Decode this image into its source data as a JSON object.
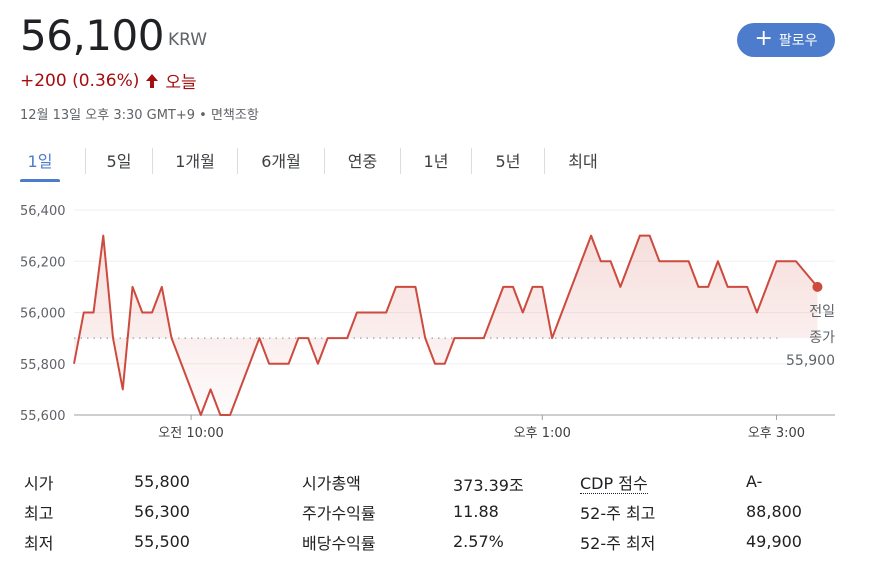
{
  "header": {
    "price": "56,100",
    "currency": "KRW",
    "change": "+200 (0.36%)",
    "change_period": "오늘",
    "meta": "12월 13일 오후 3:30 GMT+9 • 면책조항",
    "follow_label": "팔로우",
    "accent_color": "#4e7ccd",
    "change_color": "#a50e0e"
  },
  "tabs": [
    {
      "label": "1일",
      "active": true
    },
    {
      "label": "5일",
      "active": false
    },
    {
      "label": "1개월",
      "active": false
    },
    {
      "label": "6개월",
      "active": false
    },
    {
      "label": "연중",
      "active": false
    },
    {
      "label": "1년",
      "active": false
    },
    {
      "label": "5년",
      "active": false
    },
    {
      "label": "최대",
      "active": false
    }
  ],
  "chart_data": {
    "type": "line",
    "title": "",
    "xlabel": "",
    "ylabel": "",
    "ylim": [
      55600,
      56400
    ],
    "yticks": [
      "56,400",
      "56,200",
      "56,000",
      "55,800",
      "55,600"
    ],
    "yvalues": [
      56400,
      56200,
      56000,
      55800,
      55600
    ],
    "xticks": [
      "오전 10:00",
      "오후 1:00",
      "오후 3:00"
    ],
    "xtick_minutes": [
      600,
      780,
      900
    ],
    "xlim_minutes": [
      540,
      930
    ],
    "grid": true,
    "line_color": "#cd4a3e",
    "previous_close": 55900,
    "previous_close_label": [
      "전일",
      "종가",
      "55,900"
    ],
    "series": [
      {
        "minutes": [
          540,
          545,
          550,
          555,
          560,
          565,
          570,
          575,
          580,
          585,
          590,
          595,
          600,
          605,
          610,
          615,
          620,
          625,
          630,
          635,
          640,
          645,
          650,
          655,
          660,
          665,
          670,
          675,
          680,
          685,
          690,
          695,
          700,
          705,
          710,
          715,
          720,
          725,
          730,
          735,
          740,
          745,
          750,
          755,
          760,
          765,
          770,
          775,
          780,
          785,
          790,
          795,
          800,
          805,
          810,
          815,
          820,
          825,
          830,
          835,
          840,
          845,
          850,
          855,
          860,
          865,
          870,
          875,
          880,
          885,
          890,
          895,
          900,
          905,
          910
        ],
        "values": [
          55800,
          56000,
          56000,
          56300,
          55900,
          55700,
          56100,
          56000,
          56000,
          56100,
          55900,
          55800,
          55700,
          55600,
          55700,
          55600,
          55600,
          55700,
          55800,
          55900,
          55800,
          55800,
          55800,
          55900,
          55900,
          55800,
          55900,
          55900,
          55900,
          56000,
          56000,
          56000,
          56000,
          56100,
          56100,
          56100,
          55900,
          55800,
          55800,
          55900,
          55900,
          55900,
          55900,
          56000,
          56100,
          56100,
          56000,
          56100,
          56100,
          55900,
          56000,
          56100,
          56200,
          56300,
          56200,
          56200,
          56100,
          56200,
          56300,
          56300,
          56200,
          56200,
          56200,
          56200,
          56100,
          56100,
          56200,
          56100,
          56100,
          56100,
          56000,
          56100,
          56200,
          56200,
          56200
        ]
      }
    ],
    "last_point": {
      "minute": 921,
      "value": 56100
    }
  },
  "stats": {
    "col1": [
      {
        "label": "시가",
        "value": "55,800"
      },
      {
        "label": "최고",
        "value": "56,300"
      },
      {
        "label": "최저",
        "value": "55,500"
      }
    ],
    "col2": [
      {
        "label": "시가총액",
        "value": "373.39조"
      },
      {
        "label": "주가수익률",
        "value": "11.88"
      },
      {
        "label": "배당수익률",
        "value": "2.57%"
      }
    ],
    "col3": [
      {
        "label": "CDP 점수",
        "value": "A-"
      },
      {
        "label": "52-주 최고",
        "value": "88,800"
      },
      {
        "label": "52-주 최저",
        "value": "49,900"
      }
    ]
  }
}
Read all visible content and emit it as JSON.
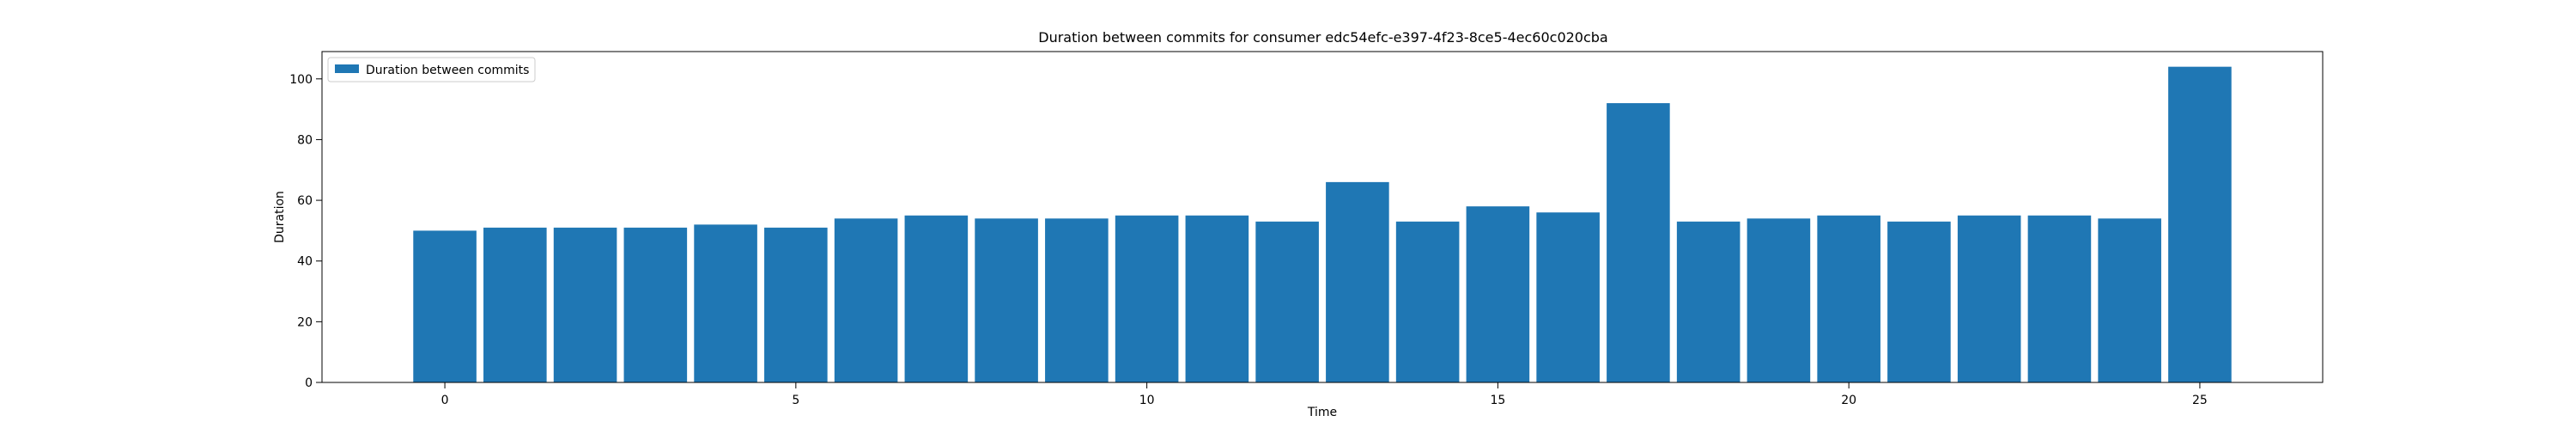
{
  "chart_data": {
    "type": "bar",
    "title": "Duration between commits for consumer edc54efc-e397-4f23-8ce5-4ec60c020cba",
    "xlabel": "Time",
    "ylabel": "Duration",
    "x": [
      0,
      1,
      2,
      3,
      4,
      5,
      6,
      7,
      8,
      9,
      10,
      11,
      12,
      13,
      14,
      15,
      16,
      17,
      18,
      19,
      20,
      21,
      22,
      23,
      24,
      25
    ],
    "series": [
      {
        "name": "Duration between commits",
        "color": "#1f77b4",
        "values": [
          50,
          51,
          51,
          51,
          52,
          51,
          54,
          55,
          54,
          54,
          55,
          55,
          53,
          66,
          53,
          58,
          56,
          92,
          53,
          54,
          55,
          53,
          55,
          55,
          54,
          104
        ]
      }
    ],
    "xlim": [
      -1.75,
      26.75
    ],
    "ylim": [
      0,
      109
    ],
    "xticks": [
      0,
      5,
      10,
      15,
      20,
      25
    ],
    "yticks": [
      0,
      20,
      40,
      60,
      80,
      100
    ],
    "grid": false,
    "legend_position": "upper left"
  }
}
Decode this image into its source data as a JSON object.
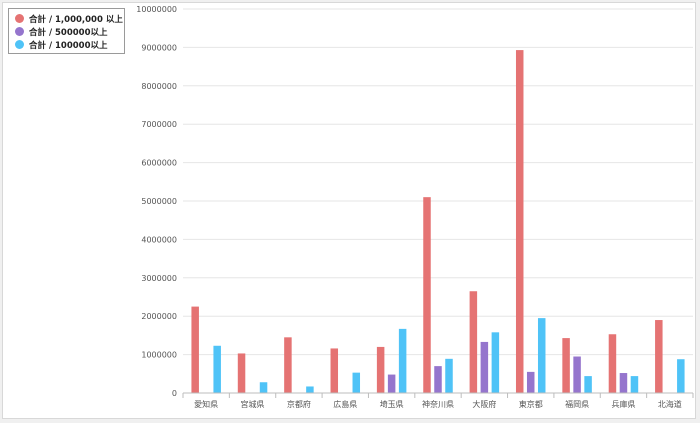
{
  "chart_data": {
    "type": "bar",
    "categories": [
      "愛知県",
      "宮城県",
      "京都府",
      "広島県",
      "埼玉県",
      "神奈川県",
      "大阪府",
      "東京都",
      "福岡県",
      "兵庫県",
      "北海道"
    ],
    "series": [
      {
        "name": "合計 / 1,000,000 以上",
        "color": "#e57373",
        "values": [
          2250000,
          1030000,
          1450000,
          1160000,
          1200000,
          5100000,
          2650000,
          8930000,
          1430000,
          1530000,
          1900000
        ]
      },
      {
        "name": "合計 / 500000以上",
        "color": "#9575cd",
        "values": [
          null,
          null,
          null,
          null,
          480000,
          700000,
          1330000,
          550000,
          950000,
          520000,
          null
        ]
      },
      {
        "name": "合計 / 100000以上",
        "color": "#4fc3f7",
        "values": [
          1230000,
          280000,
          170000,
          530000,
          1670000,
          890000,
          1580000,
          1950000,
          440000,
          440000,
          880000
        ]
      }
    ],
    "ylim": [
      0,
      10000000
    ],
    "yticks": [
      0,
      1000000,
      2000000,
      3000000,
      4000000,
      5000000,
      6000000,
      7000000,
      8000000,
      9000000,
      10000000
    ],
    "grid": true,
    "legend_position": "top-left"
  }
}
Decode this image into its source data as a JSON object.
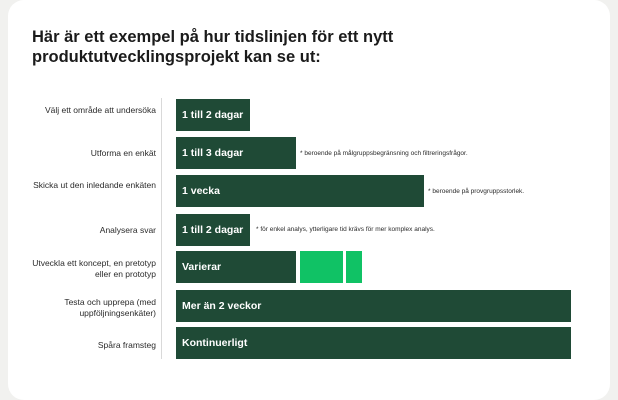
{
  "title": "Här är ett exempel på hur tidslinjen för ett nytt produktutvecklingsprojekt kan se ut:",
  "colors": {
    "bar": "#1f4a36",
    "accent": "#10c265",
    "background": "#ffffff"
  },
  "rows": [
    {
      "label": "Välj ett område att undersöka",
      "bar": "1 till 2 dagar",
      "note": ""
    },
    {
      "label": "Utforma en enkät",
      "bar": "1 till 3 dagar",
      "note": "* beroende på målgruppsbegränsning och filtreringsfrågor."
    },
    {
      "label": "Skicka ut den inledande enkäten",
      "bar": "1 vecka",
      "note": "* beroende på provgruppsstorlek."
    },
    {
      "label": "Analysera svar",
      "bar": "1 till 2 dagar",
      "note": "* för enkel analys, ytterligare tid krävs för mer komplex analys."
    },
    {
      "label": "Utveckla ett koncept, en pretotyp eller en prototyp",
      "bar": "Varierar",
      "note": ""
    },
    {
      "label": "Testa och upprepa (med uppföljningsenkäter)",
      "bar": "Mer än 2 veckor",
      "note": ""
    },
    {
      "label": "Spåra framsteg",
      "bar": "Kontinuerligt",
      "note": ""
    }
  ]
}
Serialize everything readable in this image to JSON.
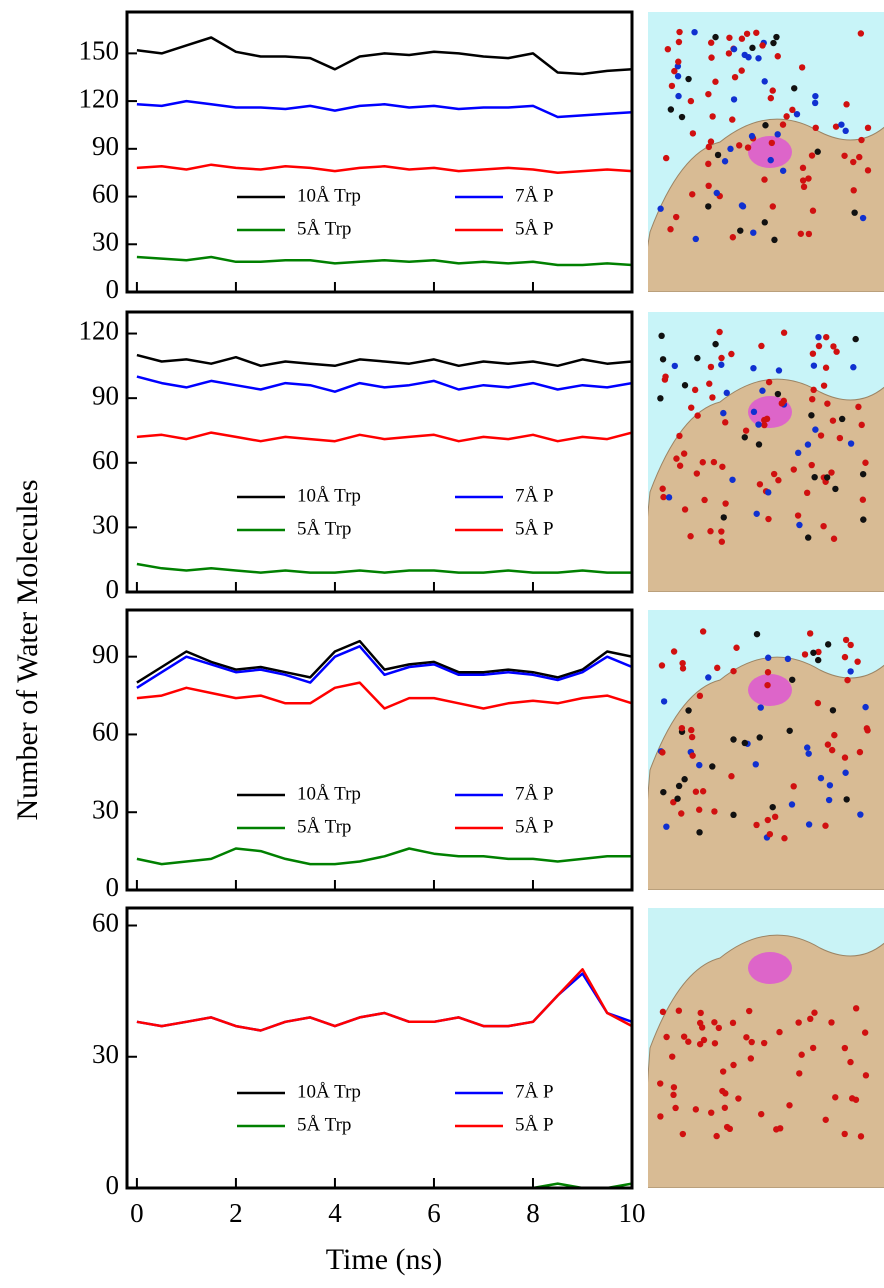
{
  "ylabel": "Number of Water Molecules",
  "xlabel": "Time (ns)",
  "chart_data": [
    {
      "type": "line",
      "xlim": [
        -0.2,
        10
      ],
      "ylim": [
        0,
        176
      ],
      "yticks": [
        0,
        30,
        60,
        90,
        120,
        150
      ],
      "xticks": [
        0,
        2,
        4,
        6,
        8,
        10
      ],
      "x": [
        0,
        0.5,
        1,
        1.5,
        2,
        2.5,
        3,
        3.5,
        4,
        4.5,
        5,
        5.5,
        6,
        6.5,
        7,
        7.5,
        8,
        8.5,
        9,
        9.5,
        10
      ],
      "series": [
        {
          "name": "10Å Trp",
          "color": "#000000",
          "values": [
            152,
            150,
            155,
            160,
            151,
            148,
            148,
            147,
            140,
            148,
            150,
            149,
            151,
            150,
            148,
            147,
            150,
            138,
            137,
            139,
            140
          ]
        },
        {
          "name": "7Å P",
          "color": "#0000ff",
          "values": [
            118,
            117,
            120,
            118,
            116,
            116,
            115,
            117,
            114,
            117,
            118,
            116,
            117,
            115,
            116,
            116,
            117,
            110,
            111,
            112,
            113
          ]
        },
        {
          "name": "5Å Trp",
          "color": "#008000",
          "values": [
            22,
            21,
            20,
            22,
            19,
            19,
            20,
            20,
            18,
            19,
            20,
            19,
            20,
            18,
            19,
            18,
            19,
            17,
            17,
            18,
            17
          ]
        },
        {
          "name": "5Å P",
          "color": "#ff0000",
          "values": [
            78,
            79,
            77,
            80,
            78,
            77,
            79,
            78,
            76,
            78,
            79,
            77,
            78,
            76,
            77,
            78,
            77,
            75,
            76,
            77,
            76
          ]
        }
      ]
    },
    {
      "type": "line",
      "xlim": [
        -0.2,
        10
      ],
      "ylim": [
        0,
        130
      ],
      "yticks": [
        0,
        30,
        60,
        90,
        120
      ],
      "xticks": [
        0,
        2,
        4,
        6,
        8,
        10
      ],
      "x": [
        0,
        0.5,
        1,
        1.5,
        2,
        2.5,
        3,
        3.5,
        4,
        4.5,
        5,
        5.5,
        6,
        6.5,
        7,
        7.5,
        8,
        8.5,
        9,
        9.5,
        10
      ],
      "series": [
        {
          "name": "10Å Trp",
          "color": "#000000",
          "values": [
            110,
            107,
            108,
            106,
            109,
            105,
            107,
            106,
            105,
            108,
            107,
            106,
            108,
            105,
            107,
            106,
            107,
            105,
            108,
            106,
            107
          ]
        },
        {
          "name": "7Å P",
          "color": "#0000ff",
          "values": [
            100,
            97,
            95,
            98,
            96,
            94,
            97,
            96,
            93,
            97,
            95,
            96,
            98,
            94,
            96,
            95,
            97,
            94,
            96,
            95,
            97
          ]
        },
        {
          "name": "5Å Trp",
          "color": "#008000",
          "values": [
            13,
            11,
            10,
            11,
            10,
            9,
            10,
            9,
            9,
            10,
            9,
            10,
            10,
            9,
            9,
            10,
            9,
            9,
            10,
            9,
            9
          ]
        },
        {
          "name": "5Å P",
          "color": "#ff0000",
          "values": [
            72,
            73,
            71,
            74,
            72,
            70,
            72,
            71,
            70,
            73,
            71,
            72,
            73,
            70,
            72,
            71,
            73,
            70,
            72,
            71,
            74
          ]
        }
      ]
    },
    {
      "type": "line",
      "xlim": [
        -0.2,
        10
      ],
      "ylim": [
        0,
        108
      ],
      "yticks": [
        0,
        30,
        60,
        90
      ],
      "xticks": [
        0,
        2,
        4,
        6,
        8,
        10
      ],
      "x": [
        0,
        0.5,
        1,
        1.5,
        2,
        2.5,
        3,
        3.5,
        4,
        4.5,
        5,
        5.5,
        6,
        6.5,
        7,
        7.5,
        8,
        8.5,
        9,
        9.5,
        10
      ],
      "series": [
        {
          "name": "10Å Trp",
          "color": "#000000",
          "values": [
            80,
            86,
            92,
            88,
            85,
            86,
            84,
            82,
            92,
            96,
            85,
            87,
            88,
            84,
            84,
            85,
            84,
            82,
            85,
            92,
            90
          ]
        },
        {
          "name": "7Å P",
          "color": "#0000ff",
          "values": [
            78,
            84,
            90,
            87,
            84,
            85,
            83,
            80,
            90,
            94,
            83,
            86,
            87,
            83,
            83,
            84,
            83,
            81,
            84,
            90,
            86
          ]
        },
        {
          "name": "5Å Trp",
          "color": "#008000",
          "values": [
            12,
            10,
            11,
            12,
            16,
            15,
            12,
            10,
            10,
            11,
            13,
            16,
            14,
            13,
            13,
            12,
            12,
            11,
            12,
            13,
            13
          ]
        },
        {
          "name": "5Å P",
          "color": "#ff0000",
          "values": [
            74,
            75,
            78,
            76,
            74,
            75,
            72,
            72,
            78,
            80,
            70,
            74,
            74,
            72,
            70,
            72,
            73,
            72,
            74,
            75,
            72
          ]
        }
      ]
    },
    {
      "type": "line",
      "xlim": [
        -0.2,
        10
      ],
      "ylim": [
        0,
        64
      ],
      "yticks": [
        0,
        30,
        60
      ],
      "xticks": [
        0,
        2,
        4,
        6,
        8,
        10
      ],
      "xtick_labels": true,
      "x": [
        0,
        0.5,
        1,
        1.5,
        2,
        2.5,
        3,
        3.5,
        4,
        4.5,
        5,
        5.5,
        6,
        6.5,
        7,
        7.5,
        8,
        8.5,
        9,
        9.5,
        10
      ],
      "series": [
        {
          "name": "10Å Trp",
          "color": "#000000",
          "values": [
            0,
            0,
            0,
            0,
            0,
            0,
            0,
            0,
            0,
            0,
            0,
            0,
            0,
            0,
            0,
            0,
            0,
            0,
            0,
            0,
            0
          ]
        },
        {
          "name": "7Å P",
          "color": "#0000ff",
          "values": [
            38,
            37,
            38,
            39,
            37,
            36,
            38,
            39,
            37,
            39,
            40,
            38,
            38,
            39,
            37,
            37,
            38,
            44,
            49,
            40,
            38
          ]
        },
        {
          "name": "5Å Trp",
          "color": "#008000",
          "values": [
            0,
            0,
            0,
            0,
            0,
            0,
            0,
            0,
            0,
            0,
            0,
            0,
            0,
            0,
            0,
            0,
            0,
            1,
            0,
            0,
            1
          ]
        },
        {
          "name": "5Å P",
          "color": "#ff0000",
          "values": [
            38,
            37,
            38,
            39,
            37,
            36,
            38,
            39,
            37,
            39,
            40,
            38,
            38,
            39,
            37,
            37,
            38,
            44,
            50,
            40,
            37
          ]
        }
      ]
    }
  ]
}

Set exercise: Extract each line from the entries above that contains the string "true".

Solved exercise:
      "active": true
    "grid": true,
    "grid": true,
      "xtick_labels": true,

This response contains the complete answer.